### Listing
= = = = =
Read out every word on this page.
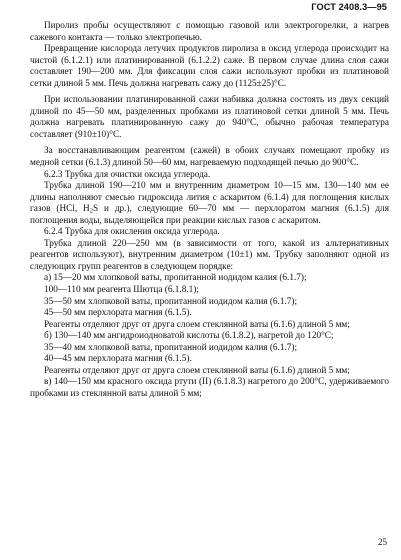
ГОСТ 2408.3—95

Пиролиз пробы осуществляют с помощью газовой или электрогорелки, а нагрев сажевого контакта — только электропечью.

Превращение кислорода летучих продуктов пиролиза в оксид углерода происходит на чистой (6.1.2.1) или платинированной (6.1.2.2) саже. В первом случае длина слоя сажи составляет 190—200 мм. Для фиксации слоя сажи используют пробки из платиновой сетки длиной 5 мм. Печь должна нагревать сажу до (1125±25)°С.

При использовании платинированной сажи набивка должна состоять из двух секций длиной по 45—50 мм, разделенных пробками из платиновой сетки длиной 5 мм. Печь должна нагревать платинированную сажу до 940°С, обычно рабочая температура составляет (910±10)°С.

За восстанавливающим реагентом (сажей) в обоих случаях помещают пробку из медной сетки (6.1.3) длиной 50—60 мм, нагреваемую подходящей печью до 900°С.

6.2.3 Трубка для очистки оксида углерода.

Трубка длиной 190—210 мм и внутренним диаметром 10—15 мм. 130—140 мм ее длины наполняют смесью гидроксида лития с аскаритом (6.1.4) для поглощения кислых газов (HCl, $H_2S$ и др.), следующие 60—70 мм — перхлоратом магния (6.1.5) для поглощения воды, выделяющейся при реакции кислых газов с аскаритом.

6.2.4 Трубка для окисления оксида углерода.

Трубка длиной 220—250 мм (в зависимости от того, какой из альтернативных реагентов используют), внутренним диаметром (10±1) мм. Трубку заполняют одной из следующих групп реагентов в следующем порядке:

а) 15—20 мм хлопковой ваты, пропитанной иодидом калия (6.1.7);

100—110 мм реагента Шютца (6.1.8.1);

35—50 мм хлопковой ваты, пропитанной иодидом калия (6.1.7);

45—50 мм перхлората магния (6.1.5).

Реагенты отделяют друг от друга слоем стеклянной ваты (6.1.6) длиной 5 мм;

б) 130—140 мм ангидроиодноватой кислоты (6.1.8.2), нагретой до 120°С;

35—40 мм хлопковой ваты, пропитанной иодидом калия (6.1.7);

40—45 мм перхлората магния (6.1.5).

Реагенты отделяют друг от друга слоем стеклянной ваты (6.1.6) длиной 5 мм;

в) 140—150 мм красного оксида ртути (II) (6.1.8.3) нагретого до 200°С, удерживаемого пробками из стеклянной ваты длиной 5 мм;

25
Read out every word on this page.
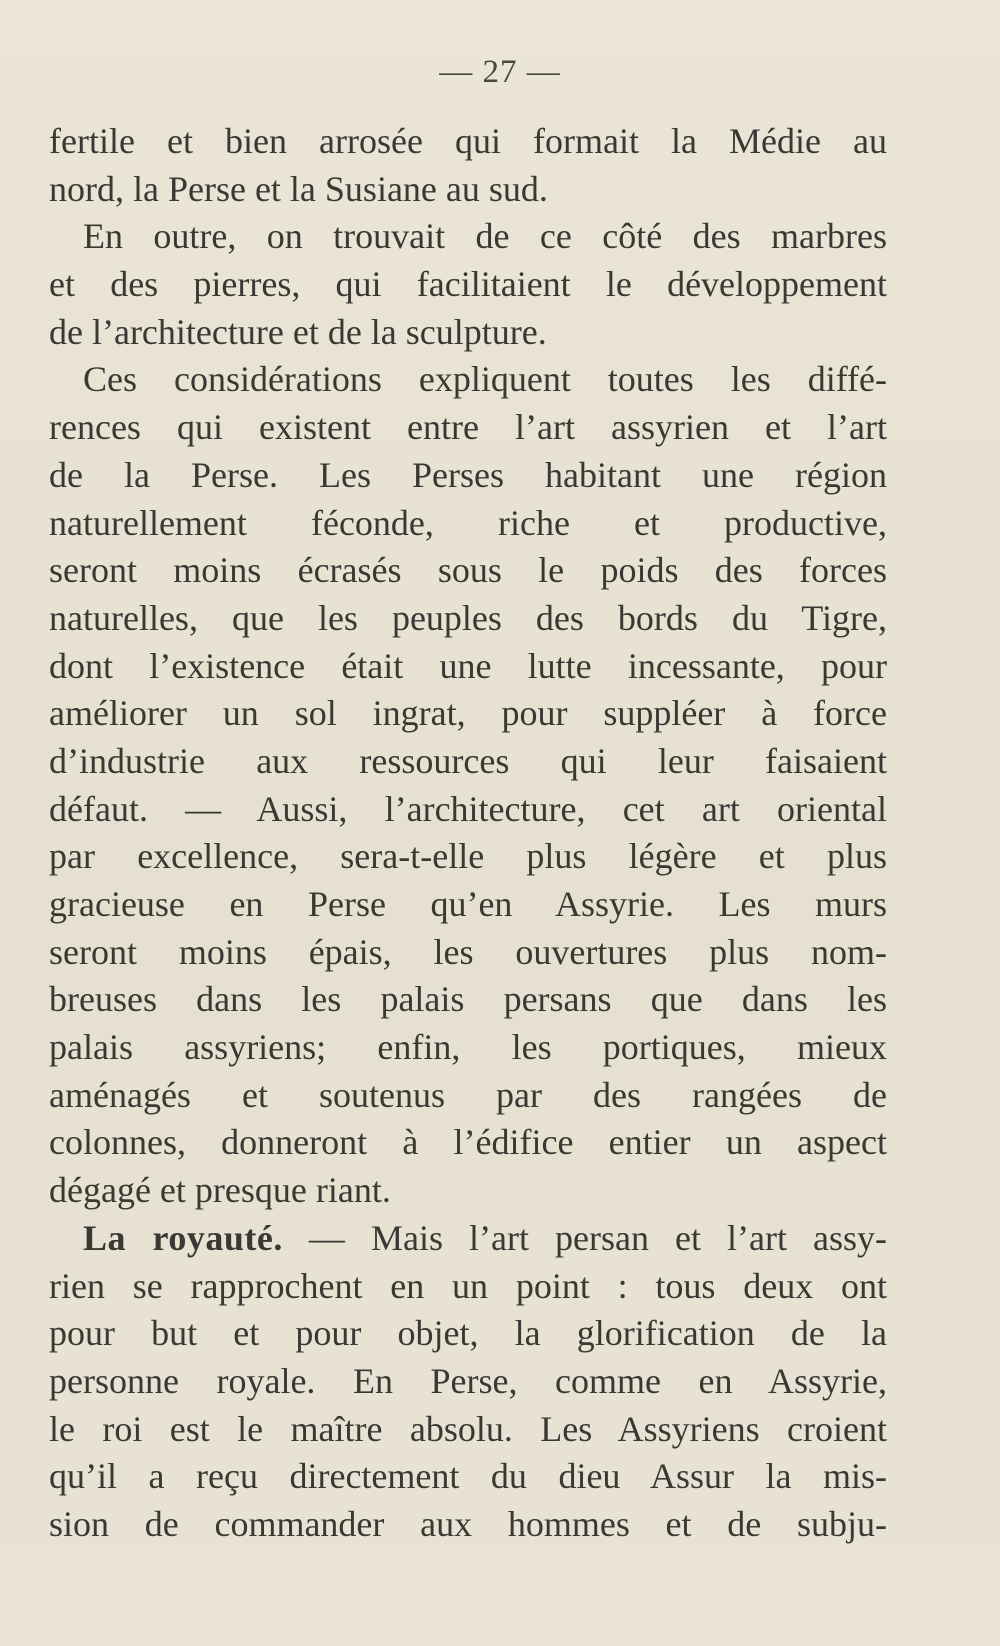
— 27 —
fertile et bien arrosée qui formait la Médie au
nord, la Perse et la Susiane au sud.
En outre, on trouvait de ce côté des marbres
et des pierres, qui facilitaient le développement
de l’architecture et de la sculpture.
Ces considérations expliquent toutes les diffé-
rences qui existent entre l’art assyrien et l’art
de la Perse. Les Perses habitant une région
naturellement féconde, riche et productive,
seront moins écrasés sous le poids des forces
naturelles, que les peuples des bords du Tigre,
dont l’existence était une lutte incessante, pour
améliorer un sol ingrat, pour suppléer à force
d’industrie aux ressources qui leur faisaient
défaut. — Aussi, l’architecture, cet art oriental
par excellence, sera-t-elle plus légère et plus
gracieuse en Perse qu’en Assyrie. Les murs
seront moins épais, les ouvertures plus nom-
breuses dans les palais persans que dans les
palais assyriens; enfin, les portiques, mieux
aménagés et soutenus par des rangées de
colonnes, donneront à l’édifice entier un aspect
dégagé et presque riant.
La royauté. — Mais l’art persan et l’art assy-
rien se rapprochent en un point : tous deux ont
pour but et pour objet, la glorification de la
personne royale. En Perse, comme en Assyrie,
le roi est le maître absolu. Les Assyriens croient
qu’il a reçu directement du dieu Assur la mis-
sion de commander aux hommes et de subju-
= = = = =
Find each line holding the word "seront" and copy it.

### Complete answer
seront moins écrasés sous le poids des forces
seront moins épais, les ouvertures plus nom-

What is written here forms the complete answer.